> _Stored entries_
(begin)

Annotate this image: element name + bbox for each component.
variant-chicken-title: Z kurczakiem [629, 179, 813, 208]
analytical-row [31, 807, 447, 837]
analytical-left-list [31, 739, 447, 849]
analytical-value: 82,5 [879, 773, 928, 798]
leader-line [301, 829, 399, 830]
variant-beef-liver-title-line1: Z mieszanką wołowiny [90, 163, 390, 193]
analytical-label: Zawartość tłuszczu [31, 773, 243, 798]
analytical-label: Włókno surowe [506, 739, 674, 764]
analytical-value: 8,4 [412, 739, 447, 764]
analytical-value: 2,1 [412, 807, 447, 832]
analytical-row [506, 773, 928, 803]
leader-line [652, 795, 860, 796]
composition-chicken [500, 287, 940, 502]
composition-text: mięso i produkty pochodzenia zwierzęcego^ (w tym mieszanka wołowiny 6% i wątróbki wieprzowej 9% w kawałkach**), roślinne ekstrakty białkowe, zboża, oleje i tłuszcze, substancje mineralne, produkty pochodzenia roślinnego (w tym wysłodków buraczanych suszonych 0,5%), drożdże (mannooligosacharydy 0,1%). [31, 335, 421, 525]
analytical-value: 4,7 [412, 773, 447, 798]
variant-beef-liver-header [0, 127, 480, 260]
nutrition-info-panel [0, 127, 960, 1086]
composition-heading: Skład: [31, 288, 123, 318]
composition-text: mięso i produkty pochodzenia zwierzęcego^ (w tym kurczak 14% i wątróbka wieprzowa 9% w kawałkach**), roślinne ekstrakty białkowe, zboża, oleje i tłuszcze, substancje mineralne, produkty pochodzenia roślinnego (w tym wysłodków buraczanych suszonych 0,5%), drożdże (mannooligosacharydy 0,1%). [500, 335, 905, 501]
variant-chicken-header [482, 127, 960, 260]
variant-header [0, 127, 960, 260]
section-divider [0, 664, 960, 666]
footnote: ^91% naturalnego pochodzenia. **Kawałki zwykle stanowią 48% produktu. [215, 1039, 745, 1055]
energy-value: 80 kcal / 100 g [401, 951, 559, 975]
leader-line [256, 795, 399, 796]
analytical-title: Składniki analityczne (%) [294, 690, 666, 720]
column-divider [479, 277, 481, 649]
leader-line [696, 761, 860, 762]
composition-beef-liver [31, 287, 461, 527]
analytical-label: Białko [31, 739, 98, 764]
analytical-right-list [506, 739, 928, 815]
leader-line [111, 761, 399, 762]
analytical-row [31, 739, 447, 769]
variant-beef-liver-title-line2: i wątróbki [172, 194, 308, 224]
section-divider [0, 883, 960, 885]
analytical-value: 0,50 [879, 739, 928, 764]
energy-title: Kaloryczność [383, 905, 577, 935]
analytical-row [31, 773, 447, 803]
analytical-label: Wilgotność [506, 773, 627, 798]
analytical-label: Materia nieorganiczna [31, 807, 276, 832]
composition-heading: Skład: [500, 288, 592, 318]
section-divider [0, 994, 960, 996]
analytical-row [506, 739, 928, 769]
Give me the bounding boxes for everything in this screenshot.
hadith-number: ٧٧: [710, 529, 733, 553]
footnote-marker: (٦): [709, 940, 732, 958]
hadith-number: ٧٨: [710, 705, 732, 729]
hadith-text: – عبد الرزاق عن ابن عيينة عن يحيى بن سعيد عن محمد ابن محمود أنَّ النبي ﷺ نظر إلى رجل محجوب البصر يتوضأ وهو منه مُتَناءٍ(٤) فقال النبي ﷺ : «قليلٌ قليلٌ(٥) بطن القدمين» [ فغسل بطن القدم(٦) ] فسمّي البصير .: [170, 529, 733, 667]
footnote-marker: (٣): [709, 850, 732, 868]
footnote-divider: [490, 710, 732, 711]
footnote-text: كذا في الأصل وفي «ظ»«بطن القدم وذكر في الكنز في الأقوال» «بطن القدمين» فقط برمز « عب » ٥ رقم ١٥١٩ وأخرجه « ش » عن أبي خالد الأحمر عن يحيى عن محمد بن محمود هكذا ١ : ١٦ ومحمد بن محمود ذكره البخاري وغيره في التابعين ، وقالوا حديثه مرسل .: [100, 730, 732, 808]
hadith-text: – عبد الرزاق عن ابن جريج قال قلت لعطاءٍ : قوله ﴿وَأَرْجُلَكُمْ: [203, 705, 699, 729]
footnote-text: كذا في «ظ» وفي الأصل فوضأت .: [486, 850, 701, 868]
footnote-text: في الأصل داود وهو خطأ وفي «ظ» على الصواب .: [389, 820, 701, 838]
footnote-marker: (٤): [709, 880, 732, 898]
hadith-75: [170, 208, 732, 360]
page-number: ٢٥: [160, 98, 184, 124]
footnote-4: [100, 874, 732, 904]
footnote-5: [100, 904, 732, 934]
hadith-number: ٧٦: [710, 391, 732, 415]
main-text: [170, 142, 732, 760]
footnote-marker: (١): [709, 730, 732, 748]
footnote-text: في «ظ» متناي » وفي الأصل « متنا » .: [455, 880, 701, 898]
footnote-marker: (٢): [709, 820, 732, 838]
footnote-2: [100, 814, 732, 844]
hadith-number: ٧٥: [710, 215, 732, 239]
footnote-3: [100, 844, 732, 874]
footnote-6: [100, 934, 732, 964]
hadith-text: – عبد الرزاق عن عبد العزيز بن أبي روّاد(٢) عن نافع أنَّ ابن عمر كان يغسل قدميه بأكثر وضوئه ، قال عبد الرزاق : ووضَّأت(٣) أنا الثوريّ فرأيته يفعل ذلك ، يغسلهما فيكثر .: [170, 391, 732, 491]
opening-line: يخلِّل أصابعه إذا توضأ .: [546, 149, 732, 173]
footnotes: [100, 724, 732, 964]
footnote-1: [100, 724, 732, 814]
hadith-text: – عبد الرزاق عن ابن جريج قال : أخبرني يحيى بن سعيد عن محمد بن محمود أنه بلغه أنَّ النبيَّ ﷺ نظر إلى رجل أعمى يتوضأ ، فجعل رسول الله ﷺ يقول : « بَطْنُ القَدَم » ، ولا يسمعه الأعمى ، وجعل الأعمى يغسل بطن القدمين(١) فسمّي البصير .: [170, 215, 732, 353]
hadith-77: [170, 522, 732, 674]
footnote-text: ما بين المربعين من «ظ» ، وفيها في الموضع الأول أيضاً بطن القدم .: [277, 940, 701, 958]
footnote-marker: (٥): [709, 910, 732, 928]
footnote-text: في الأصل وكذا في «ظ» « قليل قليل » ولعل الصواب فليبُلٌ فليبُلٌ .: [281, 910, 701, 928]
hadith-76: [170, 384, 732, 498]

(end)

> _What to produce_
Please copy the material word for word, from its first line up to and including the line that contains "variant-beef-liver-title-line1: Z mieszanką".

> _Written solution_
Annotate this image: element name + bbox for each component.
variant-chicken-title: Z kurczakiem [629, 179, 813, 208]
analytical-row [31, 807, 447, 837]
analytical-left-list [31, 739, 447, 849]
analytical-value: 82,5 [879, 773, 928, 798]
leader-line [301, 829, 399, 830]
variant-beef-liver-title-line1: Z mieszanką wołowiny [90, 163, 390, 193]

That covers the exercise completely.